Data excerpts
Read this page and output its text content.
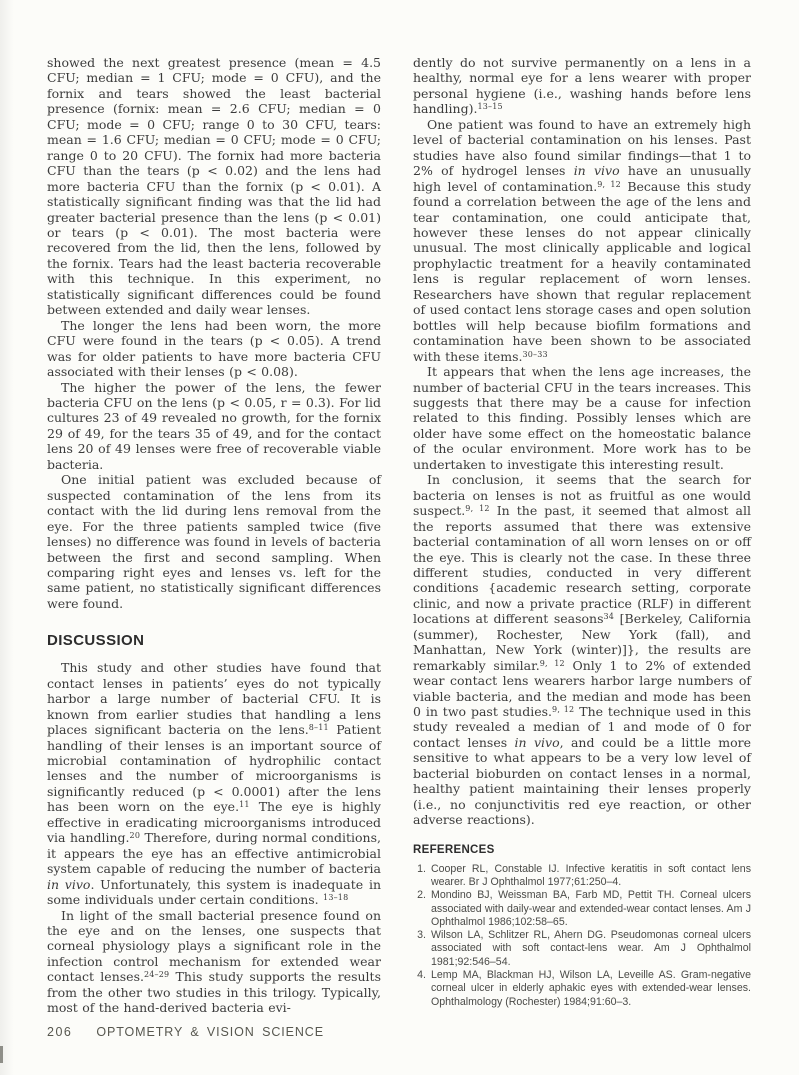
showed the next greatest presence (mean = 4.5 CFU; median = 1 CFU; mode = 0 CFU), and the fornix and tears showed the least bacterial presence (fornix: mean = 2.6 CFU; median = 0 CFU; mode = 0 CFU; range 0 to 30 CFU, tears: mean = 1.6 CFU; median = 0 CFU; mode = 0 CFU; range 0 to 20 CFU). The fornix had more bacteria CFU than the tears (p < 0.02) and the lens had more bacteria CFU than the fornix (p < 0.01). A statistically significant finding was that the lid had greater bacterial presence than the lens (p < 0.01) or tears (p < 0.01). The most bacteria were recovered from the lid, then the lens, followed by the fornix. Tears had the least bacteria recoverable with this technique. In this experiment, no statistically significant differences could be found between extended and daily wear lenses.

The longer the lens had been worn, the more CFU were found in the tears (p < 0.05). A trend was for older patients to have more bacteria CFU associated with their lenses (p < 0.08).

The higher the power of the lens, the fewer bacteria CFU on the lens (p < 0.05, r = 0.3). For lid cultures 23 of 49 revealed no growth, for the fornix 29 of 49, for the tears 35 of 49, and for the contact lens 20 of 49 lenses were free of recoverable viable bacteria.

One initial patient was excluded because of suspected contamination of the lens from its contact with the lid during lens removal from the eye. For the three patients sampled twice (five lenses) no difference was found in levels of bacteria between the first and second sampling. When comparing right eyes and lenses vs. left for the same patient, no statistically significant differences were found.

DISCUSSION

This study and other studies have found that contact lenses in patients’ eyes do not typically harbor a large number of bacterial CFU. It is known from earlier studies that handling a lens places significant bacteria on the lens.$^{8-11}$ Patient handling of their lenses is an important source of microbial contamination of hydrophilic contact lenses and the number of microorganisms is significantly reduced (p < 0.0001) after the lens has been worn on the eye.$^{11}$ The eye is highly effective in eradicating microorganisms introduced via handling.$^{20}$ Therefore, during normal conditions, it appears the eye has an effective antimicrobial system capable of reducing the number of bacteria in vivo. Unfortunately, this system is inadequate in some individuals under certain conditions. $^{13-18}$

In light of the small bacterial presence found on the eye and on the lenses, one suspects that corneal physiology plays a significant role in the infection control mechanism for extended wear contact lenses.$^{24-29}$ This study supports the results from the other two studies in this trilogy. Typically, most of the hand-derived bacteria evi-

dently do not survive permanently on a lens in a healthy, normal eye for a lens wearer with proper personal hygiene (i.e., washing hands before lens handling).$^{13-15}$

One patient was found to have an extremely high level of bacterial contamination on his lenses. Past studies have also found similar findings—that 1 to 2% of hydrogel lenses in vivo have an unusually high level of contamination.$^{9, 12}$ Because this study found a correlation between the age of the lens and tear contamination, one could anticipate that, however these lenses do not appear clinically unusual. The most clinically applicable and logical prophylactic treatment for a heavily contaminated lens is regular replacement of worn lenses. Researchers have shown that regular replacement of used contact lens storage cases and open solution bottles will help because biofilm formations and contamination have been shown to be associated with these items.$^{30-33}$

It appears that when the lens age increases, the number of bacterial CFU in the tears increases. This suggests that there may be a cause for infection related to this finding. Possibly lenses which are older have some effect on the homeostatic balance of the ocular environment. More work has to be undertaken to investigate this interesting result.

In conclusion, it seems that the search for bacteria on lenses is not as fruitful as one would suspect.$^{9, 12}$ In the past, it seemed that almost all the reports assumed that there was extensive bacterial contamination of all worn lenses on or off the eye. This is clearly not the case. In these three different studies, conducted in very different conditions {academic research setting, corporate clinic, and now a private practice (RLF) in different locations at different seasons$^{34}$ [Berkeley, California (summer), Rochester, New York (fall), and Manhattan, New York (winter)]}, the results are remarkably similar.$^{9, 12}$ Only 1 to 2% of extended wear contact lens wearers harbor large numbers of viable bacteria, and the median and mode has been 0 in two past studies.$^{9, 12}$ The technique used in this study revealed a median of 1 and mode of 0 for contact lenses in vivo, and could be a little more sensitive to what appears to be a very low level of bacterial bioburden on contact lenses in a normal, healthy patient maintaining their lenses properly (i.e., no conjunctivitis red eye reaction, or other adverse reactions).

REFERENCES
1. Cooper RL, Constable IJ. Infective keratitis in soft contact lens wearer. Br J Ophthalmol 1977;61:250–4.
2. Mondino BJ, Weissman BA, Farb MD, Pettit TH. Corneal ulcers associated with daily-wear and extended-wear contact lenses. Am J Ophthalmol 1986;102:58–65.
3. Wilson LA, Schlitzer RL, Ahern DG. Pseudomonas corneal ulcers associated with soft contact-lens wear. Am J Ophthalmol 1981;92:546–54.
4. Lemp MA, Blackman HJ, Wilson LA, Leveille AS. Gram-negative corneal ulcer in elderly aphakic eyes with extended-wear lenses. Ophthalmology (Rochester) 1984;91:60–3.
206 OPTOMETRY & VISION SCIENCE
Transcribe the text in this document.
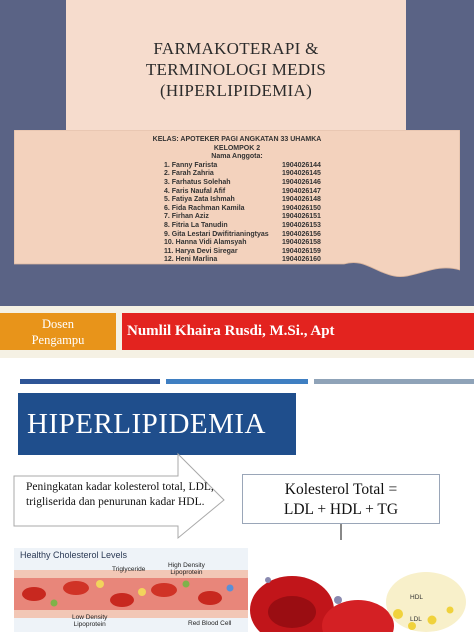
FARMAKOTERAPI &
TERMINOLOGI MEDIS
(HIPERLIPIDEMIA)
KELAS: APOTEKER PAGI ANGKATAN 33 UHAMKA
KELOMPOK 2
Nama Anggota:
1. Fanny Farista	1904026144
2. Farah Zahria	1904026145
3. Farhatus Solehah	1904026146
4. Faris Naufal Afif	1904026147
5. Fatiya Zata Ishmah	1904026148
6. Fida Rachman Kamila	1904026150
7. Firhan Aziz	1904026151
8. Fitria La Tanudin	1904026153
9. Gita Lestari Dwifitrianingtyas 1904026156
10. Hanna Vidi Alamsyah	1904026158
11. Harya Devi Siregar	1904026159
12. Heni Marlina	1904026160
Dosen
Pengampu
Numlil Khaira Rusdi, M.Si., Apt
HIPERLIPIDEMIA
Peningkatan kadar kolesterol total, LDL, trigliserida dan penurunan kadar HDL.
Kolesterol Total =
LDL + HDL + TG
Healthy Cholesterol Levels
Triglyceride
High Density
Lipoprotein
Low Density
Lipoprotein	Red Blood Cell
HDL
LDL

Requirement
Each line above that contains the word "were" should be copied.

Task result
showed the next greatest presence (mean = 4.5 CFU; median = 1 CFU; mode = 0 CFU), and the fornix and tears showed the least bacterial presence (fornix: mean = 2.6 CFU; median = 0 CFU; mode = 0 CFU; range 0 to 30 CFU, tears: mean = 1.6 CFU; median = 0 CFU; mode = 0 CFU; range 0 to 20 CFU). The fornix had more bacteria CFU than the tears (p < 0.02) and the lens had more bacteria CFU than the fornix (p < 0.01). A statistically significant finding was that the lid had greater bacterial presence than the lens (p < 0.01) or tears (p < 0.01). The most bacteria were recovered from the lid, then the lens, followed by the fornix. Tears had the least bacteria recoverable with this technique. In this experiment, no statistically significant differences could be found between extended and daily wear lenses.
The longer the lens had been worn, the more CFU were found in the tears (p < 0.05). A trend was for older patients to have more bacteria CFU associated with their lenses (p < 0.08).
The higher the power of the lens, the fewer bacteria CFU on the lens (p < 0.05, r = 0.3). For lid cultures 23 of 49 revealed no growth, for the fornix 29 of 49, for the tears 35 of 49, and for the contact lens 20 of 49 lenses were free of recoverable viable bacteria.
One initial patient was excluded because of suspected contamination of the lens from its contact with the lid during lens removal from the eye. For the three patients sampled twice (five lenses) no difference was found in levels of bacteria between the first and second sampling. When comparing right eyes and lenses vs. left for the same patient, no statistically significant differences were found.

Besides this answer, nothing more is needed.